>> begin EXCERPTED RECORDS
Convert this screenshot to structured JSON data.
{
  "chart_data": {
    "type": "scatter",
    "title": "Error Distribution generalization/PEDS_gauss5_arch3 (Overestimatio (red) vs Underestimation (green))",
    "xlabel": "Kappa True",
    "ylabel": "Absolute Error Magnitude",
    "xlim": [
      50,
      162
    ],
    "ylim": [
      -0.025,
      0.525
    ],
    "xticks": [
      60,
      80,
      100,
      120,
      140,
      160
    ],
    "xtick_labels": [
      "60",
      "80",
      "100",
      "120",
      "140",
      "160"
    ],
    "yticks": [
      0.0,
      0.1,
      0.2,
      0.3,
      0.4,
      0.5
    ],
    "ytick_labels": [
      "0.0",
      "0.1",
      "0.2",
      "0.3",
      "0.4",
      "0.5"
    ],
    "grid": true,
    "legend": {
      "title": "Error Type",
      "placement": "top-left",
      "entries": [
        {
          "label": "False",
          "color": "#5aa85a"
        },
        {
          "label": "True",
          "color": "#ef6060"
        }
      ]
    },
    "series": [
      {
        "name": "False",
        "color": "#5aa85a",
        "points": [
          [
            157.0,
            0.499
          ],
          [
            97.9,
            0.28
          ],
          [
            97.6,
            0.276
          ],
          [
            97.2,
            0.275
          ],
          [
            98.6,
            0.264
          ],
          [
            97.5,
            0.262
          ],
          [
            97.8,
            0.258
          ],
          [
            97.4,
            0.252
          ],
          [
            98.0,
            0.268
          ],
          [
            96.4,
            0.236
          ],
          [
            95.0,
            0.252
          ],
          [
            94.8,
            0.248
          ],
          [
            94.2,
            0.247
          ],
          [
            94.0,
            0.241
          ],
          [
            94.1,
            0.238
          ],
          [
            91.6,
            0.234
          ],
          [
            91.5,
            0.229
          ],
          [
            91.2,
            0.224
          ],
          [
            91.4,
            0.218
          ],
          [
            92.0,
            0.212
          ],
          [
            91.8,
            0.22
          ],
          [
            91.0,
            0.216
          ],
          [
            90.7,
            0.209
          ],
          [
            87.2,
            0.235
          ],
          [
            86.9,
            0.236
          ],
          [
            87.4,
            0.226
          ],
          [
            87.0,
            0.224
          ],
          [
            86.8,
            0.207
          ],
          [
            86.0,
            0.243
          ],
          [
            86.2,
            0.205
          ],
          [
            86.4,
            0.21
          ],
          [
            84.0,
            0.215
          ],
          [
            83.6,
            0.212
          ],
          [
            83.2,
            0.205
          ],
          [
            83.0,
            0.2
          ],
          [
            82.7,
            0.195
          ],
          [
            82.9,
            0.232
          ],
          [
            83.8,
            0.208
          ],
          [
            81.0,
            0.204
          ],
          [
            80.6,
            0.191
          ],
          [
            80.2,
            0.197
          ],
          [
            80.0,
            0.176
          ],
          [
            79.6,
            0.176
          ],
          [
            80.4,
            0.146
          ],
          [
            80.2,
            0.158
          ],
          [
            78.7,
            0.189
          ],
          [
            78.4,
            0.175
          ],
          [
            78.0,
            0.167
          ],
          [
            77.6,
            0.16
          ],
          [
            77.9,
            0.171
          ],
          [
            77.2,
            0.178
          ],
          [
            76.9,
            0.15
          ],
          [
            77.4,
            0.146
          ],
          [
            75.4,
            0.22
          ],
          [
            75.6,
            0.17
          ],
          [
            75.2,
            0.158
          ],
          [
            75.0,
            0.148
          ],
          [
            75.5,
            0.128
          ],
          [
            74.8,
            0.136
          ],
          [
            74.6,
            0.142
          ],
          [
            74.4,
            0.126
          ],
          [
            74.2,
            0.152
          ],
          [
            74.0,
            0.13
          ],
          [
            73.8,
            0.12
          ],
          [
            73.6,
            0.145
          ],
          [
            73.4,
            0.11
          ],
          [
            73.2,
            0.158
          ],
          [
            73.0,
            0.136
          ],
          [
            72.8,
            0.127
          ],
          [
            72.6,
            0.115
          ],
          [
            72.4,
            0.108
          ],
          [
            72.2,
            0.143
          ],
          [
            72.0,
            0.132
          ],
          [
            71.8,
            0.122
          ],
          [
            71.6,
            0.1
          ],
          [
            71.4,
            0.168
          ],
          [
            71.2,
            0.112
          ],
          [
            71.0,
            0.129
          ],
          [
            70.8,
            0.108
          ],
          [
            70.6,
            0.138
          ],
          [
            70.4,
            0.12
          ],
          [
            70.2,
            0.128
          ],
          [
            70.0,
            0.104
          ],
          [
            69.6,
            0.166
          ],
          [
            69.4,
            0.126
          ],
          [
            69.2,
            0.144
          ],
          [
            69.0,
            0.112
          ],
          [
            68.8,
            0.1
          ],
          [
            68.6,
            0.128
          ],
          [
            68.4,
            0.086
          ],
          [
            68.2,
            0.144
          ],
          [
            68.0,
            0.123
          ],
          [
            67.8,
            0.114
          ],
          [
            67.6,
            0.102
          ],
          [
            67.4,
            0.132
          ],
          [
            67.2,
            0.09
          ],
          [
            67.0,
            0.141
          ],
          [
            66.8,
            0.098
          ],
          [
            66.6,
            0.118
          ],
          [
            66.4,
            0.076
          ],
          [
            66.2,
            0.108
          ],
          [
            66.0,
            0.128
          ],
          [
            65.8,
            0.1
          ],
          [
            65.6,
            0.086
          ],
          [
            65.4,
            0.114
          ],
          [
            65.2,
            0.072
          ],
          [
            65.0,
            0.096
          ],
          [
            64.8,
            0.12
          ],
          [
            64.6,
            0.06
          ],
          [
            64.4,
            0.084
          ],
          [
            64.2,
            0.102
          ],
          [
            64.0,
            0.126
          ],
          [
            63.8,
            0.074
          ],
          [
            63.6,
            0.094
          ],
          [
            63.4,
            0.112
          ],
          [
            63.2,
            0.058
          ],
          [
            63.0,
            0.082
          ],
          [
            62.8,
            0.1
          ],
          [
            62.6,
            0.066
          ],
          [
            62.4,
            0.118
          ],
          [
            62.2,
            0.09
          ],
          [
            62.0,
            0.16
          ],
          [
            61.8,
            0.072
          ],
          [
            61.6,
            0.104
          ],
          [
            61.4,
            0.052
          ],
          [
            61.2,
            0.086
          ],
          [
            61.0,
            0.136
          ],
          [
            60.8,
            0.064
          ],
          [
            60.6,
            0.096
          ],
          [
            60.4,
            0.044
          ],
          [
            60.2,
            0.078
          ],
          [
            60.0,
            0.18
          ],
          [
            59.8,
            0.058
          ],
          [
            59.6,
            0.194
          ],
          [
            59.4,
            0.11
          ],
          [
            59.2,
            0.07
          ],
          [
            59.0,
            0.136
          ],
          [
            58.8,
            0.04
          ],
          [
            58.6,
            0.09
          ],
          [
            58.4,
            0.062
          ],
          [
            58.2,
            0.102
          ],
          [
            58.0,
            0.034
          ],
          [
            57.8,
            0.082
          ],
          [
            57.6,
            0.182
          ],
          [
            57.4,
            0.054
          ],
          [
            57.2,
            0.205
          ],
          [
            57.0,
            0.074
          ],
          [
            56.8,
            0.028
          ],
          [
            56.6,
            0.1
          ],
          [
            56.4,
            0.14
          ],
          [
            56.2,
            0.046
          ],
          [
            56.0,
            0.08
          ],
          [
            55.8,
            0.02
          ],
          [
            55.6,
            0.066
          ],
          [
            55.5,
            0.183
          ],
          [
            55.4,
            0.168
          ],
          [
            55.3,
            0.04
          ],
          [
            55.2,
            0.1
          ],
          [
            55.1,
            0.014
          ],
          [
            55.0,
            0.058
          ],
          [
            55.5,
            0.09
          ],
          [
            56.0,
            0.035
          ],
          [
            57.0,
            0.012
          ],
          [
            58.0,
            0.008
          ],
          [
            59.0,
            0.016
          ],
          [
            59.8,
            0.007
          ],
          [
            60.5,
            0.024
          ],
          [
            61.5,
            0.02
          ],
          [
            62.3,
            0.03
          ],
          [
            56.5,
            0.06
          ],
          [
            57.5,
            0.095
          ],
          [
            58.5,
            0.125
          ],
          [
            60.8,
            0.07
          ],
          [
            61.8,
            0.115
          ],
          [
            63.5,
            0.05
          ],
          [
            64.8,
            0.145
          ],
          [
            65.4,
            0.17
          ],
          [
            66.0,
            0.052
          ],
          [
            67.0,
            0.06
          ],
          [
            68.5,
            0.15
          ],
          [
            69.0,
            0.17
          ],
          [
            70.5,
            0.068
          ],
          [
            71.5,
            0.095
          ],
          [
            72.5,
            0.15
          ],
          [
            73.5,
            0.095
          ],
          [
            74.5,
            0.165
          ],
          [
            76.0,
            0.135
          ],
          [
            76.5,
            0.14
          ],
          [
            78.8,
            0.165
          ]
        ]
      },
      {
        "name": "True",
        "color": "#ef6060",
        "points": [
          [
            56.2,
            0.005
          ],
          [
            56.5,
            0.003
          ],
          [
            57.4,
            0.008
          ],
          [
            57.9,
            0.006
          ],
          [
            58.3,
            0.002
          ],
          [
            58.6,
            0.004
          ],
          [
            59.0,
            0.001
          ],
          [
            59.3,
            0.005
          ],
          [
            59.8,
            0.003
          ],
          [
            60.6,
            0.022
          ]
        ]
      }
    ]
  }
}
>> end EXCERPTED RECORDS
→ **EXERCISE DIRECTIONS**:
Select every line in the material above where the string "color" occurs, and copy it.

→ **WRITTEN RESPONSE**:
          "color": "#5aa85a"
          "color": "#ef6060"
        "color": "#5aa85a",
        "color": "#ef6060",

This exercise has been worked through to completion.